What is expected:
Repeat word for word the part of the listing below that runs from its very first line through the line containing "body-paragraph-1: Сердечно поздравляю", both ends included.

Dataset rows:
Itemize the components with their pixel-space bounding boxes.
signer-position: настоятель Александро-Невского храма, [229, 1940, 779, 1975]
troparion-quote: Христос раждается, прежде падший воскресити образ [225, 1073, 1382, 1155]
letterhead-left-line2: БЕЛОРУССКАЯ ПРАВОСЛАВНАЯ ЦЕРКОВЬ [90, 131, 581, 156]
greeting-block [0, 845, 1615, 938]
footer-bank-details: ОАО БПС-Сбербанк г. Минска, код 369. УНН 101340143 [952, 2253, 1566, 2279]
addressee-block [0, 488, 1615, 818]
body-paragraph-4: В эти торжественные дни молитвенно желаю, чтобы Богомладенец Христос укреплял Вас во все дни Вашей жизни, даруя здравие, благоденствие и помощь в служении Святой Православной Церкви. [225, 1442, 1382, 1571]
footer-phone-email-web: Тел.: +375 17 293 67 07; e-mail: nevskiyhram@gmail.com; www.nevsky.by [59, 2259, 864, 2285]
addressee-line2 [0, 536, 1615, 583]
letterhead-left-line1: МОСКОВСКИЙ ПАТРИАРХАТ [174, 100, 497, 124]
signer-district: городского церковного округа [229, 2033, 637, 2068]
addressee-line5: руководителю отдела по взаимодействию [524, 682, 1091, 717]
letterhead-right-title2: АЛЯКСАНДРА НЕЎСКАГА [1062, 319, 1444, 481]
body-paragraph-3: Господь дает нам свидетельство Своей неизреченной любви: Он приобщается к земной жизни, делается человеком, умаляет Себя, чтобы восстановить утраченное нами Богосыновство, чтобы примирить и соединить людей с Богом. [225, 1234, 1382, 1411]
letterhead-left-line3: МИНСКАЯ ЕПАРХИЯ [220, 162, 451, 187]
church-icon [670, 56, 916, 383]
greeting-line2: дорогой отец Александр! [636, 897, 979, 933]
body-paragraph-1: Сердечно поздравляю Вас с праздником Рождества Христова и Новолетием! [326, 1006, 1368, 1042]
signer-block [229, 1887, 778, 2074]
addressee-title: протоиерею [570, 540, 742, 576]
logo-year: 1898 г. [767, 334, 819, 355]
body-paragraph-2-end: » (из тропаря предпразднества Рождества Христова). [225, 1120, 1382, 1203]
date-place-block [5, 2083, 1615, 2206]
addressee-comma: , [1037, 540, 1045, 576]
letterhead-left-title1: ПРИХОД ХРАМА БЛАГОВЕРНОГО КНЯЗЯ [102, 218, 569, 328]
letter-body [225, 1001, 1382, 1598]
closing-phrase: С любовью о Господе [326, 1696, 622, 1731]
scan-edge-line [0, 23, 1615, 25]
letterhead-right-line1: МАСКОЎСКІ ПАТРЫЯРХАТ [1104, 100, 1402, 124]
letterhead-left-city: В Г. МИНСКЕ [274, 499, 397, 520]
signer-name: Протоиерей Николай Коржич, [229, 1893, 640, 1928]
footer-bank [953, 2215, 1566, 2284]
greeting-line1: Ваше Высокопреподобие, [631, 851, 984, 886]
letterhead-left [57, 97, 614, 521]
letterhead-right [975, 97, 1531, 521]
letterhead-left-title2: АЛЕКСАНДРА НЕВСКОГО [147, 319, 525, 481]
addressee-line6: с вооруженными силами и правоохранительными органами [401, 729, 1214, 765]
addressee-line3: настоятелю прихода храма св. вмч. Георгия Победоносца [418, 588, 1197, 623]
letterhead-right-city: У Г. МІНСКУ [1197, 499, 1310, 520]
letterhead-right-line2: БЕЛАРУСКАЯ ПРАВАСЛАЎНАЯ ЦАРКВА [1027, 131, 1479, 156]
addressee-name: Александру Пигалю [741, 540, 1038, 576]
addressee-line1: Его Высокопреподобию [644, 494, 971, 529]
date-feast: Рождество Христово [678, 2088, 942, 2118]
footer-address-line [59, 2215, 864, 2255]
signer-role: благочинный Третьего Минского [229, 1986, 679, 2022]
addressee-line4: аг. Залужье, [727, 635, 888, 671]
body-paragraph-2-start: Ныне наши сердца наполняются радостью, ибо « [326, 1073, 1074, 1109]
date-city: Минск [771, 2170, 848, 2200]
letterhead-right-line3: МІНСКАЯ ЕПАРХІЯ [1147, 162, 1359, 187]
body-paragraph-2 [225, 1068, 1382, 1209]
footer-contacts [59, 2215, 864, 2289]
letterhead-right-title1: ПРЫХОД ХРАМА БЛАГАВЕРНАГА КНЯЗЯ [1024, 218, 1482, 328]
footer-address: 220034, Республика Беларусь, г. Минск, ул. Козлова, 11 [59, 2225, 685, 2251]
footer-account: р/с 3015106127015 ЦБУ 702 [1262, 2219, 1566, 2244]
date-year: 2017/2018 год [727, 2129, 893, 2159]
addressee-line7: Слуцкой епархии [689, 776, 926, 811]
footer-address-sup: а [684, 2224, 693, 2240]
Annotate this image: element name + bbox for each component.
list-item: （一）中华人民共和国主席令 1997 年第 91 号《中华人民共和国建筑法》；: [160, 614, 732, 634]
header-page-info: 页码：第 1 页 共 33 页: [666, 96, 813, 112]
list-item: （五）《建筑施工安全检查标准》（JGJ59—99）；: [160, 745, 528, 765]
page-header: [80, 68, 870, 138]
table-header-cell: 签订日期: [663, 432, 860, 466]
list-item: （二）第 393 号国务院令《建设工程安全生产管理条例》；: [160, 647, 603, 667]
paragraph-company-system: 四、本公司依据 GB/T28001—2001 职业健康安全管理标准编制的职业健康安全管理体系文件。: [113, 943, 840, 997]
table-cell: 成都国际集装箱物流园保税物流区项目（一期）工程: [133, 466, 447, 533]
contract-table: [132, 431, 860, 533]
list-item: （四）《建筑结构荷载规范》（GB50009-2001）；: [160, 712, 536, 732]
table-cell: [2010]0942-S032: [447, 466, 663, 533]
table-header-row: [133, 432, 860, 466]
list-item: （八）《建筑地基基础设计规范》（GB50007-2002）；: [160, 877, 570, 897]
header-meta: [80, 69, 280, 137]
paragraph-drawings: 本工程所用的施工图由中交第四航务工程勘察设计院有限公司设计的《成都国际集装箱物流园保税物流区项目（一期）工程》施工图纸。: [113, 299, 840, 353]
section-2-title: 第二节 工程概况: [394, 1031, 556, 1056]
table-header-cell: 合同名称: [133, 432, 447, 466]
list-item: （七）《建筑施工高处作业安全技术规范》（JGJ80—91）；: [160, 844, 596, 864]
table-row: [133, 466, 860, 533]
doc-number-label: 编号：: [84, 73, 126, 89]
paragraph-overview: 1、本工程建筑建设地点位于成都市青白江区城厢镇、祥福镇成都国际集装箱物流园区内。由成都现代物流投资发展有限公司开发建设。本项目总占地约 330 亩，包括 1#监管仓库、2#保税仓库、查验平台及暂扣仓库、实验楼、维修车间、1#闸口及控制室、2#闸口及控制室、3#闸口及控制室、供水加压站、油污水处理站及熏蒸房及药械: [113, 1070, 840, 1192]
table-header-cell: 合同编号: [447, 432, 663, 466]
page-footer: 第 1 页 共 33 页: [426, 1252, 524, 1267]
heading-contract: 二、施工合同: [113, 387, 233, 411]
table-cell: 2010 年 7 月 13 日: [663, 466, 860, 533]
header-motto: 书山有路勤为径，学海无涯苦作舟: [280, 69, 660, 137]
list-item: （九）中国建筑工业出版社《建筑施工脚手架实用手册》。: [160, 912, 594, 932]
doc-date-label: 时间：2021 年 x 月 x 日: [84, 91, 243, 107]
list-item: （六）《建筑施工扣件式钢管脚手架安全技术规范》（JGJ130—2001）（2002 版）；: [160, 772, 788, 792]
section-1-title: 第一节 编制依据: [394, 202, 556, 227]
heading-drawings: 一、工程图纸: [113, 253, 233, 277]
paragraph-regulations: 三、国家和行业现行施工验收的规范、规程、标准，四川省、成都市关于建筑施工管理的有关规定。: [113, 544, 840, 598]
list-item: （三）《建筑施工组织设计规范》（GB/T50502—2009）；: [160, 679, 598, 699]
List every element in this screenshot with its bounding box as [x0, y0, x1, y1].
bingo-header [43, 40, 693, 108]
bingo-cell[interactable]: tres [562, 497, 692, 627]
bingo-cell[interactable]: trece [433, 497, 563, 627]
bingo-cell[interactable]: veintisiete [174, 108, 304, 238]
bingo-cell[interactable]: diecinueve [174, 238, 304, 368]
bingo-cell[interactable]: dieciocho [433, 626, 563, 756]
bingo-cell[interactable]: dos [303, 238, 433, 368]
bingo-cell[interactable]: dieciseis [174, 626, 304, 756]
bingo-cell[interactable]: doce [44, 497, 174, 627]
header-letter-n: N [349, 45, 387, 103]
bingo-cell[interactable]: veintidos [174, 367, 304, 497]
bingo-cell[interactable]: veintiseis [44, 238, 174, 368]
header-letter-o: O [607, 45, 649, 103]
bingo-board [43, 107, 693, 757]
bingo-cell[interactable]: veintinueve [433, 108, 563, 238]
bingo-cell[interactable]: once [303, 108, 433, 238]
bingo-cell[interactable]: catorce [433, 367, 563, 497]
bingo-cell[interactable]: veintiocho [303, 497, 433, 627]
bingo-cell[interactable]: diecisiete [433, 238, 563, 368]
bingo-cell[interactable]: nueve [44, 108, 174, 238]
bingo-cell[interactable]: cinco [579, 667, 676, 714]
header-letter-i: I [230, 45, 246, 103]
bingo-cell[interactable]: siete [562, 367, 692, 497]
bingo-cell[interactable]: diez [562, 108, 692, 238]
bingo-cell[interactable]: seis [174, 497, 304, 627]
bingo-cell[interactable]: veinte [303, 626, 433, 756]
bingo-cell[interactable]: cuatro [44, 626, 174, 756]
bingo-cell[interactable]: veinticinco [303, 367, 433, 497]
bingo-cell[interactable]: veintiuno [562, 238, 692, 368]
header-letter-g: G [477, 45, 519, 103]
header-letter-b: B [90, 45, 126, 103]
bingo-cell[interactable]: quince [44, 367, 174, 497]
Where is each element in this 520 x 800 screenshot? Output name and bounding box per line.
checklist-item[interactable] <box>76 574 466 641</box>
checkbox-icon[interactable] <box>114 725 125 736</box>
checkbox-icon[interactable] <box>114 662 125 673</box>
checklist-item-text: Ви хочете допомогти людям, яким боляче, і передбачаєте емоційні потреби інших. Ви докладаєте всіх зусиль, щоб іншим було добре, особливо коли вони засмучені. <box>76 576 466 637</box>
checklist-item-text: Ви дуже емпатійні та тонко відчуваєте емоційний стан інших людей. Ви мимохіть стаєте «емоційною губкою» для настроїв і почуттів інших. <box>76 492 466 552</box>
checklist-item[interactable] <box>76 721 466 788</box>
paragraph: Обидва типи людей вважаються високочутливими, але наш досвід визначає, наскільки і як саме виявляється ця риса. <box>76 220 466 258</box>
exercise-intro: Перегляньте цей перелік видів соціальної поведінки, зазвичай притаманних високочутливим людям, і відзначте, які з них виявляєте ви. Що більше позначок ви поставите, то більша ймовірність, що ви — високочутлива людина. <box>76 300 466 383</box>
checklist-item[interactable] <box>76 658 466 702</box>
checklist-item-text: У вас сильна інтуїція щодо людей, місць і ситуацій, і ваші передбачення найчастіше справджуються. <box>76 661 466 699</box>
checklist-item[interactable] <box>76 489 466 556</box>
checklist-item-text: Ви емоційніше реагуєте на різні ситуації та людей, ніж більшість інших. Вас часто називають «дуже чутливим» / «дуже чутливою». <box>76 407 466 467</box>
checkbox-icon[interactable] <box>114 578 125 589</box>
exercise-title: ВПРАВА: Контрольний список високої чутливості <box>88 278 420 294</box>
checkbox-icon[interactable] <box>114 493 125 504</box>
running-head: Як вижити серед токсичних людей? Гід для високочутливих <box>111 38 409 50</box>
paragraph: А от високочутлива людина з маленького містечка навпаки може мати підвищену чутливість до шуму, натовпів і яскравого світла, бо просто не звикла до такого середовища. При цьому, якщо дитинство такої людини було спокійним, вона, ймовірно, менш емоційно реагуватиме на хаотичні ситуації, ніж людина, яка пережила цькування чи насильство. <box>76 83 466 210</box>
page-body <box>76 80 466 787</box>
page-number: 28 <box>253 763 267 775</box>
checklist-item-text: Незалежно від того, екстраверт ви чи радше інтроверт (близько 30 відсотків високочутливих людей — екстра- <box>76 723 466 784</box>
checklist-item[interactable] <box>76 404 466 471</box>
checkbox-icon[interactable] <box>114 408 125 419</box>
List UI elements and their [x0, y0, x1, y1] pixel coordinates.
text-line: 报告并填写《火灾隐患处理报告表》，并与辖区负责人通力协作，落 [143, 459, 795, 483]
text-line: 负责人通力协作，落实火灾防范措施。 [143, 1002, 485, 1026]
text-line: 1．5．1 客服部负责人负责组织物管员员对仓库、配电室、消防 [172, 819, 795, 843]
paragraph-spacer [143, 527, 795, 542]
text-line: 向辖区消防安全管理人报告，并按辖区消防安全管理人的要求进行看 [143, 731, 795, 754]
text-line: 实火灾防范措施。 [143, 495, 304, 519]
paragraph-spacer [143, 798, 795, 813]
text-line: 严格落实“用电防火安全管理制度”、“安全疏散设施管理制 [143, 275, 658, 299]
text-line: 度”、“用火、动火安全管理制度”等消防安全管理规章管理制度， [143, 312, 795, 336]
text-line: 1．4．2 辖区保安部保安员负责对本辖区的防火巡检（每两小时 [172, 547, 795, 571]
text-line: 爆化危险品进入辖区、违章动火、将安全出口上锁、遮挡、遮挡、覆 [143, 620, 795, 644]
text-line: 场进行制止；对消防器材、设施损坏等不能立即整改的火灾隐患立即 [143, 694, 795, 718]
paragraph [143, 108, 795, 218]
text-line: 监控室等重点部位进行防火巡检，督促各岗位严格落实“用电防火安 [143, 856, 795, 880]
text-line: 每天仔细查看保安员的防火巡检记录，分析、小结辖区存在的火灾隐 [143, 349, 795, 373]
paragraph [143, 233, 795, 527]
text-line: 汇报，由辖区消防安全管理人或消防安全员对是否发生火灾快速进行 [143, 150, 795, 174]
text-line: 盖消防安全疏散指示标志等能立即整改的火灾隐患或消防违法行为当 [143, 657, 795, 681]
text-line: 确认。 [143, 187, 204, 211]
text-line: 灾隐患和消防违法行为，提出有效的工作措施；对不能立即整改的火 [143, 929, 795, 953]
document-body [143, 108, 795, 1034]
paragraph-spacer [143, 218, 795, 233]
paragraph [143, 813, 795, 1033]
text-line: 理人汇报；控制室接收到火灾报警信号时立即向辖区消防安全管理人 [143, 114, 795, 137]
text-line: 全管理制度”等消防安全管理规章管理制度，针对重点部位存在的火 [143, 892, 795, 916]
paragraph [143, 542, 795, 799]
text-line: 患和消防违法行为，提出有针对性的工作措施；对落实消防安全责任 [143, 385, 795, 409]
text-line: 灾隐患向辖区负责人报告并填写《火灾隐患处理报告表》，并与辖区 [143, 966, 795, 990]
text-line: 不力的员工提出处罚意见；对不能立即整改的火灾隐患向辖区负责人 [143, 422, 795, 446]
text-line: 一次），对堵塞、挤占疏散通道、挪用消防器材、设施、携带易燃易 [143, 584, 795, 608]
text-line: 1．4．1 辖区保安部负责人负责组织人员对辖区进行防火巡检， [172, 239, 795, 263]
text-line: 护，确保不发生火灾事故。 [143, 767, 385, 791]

Result below:
Itemize the components with their pixel-space bounding boxes.
signer-position: настоятель Александро-Невского храма, [229, 1940, 779, 1975]
troparion-quote: Христос раждается, прежде падший воскресити образ [225, 1073, 1382, 1155]
letterhead-left-line2: БЕЛОРУССКАЯ ПРАВОСЛАВНАЯ ЦЕРКОВЬ [90, 131, 581, 156]
greeting-block [0, 845, 1615, 938]
footer-bank-details: ОАО БПС-Сбербанк г. Минска, код 369. УНН 101340143 [952, 2253, 1566, 2279]
addressee-block [0, 488, 1615, 818]
body-paragraph-4: В эти торжественные дни молитвенно желаю, чтобы Богомладенец Христос укреплял Вас во все дни Вашей жизни, даруя здравие, благоденствие и помощь в служении Святой Православной Церкви. [225, 1442, 1382, 1571]
footer-phone-email-web: Тел.: +375 17 293 67 07; e-mail: nevskiyhram@gmail.com; www.nevsky.by [59, 2259, 864, 2285]
addressee-line2 [0, 536, 1615, 583]
letterhead-left-line1: МОСКОВСКИЙ ПАТРИАРХАТ [174, 100, 497, 124]
signer-district: городского церковного округа [229, 2033, 637, 2068]
addressee-line5: руководителю отдела по взаимодействию [524, 682, 1091, 717]
letterhead-right-title2: АЛЯКСАНДРА НЕЎСКАГА [1062, 319, 1444, 481]
body-paragraph-3: Господь дает нам свидетельство Своей неизреченной любви: Он приобщается к земной жизни, делается человеком, умаляет Себя, чтобы восстановить утраченное нами Богосыновство, чтобы примирить и соединить людей с Богом. [225, 1234, 1382, 1411]
letterhead-left-line3: МИНСКАЯ ЕПАРХИЯ [220, 162, 451, 187]
church-icon [670, 56, 916, 383]
greeting-line2: дорогой отец Александр! [636, 897, 979, 933]
body-paragraph-1: Сердечно поздравляю Вас с праздником Рождества Христова и Новолетием! [326, 1006, 1368, 1042]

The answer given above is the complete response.